### Problem description
Look over the lines below. Report each one that includes the string "xlabel".
++++++++++
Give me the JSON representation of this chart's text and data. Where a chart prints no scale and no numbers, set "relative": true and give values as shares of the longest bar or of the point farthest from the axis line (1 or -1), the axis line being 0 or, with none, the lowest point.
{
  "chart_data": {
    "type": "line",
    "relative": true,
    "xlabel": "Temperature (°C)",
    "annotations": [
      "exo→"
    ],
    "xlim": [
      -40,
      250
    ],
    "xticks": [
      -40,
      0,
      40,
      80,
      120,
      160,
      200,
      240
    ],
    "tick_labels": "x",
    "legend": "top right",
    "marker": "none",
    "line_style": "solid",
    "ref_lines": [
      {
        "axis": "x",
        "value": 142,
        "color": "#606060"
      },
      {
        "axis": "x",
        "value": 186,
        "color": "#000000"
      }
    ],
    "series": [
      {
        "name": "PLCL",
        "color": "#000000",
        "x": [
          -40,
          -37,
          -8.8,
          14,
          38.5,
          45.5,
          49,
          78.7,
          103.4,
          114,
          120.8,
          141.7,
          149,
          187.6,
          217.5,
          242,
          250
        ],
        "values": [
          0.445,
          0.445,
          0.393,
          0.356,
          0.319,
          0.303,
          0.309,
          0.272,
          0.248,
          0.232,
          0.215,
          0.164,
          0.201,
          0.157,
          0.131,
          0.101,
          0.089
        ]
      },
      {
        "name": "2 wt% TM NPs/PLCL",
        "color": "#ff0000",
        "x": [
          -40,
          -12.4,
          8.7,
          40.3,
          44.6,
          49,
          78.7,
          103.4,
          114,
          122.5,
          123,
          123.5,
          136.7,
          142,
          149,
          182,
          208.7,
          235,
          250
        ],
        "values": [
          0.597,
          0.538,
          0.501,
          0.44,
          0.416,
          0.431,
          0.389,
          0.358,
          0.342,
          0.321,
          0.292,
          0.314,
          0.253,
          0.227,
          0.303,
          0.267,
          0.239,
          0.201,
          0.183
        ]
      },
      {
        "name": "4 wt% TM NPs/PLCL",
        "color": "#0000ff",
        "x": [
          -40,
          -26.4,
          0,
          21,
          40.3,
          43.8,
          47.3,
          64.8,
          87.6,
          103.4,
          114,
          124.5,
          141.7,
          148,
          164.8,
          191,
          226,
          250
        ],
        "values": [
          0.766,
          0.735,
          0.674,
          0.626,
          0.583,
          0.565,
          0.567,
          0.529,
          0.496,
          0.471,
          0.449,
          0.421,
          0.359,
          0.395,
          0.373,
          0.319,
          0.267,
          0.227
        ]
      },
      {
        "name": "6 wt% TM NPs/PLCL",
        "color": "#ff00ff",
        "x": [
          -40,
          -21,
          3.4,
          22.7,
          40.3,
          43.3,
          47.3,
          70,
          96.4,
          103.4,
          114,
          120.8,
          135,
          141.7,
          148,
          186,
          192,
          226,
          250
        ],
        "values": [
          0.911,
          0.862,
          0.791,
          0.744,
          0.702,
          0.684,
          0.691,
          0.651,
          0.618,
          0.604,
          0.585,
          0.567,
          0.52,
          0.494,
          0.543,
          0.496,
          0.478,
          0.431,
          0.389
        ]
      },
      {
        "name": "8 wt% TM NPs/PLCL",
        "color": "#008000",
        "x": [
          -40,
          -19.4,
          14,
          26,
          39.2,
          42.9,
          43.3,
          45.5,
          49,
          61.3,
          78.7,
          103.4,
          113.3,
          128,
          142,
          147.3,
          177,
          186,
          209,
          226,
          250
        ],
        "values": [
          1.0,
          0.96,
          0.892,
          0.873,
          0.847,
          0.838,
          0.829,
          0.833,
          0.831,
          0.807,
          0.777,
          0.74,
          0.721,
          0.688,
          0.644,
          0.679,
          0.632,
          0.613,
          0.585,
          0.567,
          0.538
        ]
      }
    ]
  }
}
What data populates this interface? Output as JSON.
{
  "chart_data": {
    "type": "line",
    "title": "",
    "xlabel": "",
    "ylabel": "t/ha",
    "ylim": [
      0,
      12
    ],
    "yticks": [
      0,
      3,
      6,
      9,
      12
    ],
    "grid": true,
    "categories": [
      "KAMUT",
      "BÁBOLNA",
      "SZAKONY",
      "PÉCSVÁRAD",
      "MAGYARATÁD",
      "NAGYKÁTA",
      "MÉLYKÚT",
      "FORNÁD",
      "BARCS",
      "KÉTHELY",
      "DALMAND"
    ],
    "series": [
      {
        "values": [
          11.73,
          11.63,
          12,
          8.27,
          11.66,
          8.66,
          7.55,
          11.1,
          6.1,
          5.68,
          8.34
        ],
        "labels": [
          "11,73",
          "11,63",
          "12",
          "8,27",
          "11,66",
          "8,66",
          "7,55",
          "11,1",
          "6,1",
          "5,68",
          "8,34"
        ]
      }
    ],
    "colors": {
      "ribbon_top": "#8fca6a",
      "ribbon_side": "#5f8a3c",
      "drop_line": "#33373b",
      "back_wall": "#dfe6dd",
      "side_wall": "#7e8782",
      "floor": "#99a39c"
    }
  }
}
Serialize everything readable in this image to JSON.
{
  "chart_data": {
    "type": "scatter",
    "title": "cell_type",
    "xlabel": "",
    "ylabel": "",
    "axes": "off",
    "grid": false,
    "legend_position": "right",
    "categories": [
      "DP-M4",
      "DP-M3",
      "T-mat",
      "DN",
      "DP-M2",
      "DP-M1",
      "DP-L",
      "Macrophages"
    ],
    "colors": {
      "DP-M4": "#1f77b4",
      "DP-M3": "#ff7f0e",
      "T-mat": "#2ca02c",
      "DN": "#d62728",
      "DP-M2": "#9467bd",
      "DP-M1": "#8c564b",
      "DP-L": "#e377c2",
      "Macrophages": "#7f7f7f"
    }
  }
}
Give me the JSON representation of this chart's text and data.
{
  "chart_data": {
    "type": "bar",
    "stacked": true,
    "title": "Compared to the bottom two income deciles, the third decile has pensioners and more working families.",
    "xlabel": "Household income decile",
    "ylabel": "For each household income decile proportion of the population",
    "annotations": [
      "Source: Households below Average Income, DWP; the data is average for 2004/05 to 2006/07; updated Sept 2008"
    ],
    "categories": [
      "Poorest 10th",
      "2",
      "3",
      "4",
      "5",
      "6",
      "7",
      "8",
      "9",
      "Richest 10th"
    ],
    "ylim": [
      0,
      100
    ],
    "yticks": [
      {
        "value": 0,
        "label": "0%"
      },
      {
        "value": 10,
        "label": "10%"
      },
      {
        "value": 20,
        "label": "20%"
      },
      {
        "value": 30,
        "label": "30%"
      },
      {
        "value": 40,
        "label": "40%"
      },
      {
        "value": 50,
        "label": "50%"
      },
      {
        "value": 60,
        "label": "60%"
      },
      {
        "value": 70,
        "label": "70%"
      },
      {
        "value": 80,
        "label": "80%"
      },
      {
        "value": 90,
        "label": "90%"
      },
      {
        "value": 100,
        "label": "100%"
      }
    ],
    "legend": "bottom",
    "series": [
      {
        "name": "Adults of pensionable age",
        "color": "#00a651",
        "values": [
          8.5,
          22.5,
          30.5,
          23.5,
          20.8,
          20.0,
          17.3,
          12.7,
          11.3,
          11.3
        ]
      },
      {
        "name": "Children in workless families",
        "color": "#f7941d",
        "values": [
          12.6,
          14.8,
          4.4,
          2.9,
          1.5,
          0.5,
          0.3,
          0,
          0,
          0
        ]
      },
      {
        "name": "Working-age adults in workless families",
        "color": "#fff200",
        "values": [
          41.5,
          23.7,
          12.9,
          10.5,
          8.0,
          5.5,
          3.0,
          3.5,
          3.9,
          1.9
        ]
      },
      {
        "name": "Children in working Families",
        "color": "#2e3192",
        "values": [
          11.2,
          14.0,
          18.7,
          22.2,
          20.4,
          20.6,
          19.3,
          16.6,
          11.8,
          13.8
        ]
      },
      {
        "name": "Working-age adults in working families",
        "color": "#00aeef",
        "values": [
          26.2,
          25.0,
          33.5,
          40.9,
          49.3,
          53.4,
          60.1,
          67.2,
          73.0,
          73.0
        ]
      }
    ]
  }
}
++++++++++
### Exercise answer
    "xlabel": "Temperature (°C)",
    "xlabel": "",
    "xlabel": "",
    "xlabel": "Household income decile",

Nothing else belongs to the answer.